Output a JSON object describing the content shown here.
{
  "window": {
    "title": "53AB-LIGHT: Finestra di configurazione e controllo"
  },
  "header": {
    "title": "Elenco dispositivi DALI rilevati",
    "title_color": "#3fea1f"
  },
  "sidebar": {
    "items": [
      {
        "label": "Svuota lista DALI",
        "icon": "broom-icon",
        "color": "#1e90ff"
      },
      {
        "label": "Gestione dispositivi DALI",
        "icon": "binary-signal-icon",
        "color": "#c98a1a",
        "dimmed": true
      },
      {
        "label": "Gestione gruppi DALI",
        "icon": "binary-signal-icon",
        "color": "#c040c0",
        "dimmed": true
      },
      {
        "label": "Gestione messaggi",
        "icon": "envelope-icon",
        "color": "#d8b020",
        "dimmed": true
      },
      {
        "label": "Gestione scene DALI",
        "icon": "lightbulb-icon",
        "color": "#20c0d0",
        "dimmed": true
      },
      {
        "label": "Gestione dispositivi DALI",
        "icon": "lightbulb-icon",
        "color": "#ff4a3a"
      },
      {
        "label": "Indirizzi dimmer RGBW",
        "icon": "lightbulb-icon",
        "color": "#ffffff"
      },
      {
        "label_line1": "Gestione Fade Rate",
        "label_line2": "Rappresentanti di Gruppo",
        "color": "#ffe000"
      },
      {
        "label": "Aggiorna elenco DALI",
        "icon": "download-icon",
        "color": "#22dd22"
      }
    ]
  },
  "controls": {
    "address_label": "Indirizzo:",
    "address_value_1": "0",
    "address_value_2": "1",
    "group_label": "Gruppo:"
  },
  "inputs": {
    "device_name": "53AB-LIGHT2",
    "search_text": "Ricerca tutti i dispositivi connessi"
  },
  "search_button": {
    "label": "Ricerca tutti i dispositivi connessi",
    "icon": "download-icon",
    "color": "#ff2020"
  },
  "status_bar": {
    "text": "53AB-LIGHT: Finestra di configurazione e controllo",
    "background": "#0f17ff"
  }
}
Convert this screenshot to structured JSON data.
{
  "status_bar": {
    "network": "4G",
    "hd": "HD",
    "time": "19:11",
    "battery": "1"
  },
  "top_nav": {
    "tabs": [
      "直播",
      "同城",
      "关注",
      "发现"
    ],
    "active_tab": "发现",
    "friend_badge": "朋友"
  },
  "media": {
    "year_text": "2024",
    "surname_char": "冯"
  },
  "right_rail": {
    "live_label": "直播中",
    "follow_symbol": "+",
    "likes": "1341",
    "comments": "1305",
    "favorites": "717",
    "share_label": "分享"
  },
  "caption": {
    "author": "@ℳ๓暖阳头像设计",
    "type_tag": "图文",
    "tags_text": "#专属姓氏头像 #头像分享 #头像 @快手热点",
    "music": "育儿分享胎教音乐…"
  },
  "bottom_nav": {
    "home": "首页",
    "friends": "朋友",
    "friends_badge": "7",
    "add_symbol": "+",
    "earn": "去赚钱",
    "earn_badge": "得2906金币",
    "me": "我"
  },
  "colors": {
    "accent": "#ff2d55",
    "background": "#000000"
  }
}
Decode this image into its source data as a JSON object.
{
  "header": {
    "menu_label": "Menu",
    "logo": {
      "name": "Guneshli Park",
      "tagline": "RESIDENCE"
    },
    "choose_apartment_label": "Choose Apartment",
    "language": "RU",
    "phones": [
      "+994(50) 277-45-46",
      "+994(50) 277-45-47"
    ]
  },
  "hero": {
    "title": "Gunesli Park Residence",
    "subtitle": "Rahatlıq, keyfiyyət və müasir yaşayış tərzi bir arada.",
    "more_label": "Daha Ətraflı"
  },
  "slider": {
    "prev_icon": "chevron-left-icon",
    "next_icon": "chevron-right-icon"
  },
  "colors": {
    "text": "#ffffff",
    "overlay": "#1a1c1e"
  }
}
= = =
[Given instruction]:
Make an exact copy of the listing, including every line.

[Answer]:
Output a JSON object describing the content shown here.
{
  "window": {
    "title": "53AB-LIGHT: Finestra di configurazione e controllo"
  },
  "header": {
    "title": "Elenco dispositivi DALI rilevati",
    "title_color": "#3fea1f"
  },
  "sidebar": {
    "items": [
      {
        "label": "Svuota lista DALI",
        "icon": "broom-icon",
        "color": "#1e90ff"
      },
      {
        "label": "Gestione dispositivi DALI",
        "icon": "binary-signal-icon",
        "color": "#c98a1a",
        "dimmed": true
      },
      {
        "label": "Gestione gruppi DALI",
        "icon": "binary-signal-icon",
        "color": "#c040c0",
        "dimmed": true
      },
      {
        "label": "Gestione messaggi",
        "icon": "envelope-icon",
        "color": "#d8b020",
        "dimmed": true
      },
      {
        "label": "Gestione scene DALI",
        "icon": "lightbulb-icon",
        "color": "#20c0d0",
        "dimmed": true
      },
      {
        "label": "Gestione dispositivi DALI",
        "icon": "lightbulb-icon",
        "color": "#ff4a3a"
      },
      {
        "label": "Indirizzi dimmer RGBW",
        "icon": "lightbulb-icon",
        "color": "#ffffff"
      },
      {
        "label_line1": "Gestione Fade Rate",
        "label_line2": "Rappresentanti di Gruppo",
        "color": "#ffe000"
      },
      {
        "label": "Aggiorna elenco DALI",
        "icon": "download-icon",
        "color": "#22dd22"
      }
    ]
  },
  "controls": {
    "address_label": "Indirizzo:",
    "address_value_1": "0",
    "address_value_2": "1",
    "group_label": "Gruppo:"
  },
  "inputs": {
    "device_name": "53AB-LIGHT2",
    "search_text": "Ricerca tutti i dispositivi connessi"
  },
  "search_button": {
    "label": "Ricerca tutti i dispositivi connessi",
    "icon": "download-icon",
    "color": "#ff2020"
  },
  "status_bar": {
    "text": "53AB-LIGHT: Finestra di configurazione e controllo",
    "background": "#0f17ff"
  }
}
Convert this screenshot to structured JSON data.
{
  "status_bar": {
    "network": "4G",
    "hd": "HD",
    "time": "19:11",
    "battery": "1"
  },
  "top_nav": {
    "tabs": [
      "直播",
      "同城",
      "关注",
      "发现"
    ],
    "active_tab": "发现",
    "friend_badge": "朋友"
  },
  "media": {
    "year_text": "2024",
    "surname_char": "冯"
  },
  "right_rail": {
    "live_label": "直播中",
    "follow_symbol": "+",
    "likes": "1341",
    "comments": "1305",
    "favorites": "717",
    "share_label": "分享"
  },
  "caption": {
    "author": "@ℳ๓暖阳头像设计",
    "type_tag": "图文",
    "tags_text": "#专属姓氏头像 #头像分享 #头像 @快手热点",
    "music": "育儿分享胎教音乐…"
  },
  "bottom_nav": {
    "home": "首页",
    "friends": "朋友",
    "friends_badge": "7",
    "add_symbol": "+",
    "earn": "去赚钱",
    "earn_badge": "得2906金币",
    "me": "我"
  },
  "colors": {
    "accent": "#ff2d55",
    "background": "#000000"
  }
}
Decode this image into its source data as a JSON object.
{
  "header": {
    "menu_label": "Menu",
    "logo": {
      "name": "Guneshli Park",
      "tagline": "RESIDENCE"
    },
    "choose_apartment_label": "Choose Apartment",
    "language": "RU",
    "phones": [
      "+994(50) 277-45-46",
      "+994(50) 277-45-47"
    ]
  },
  "hero": {
    "title": "Gunesli Park Residence",
    "subtitle": "Rahatlıq, keyfiyyət və müasir yaşayış tərzi bir arada.",
    "more_label": "Daha Ətraflı"
  },
  "slider": {
    "prev_icon": "chevron-left-icon",
    "next_icon": "chevron-right-icon"
  },
  "colors": {
    "text": "#ffffff",
    "overlay": "#1a1c1e"
  }
}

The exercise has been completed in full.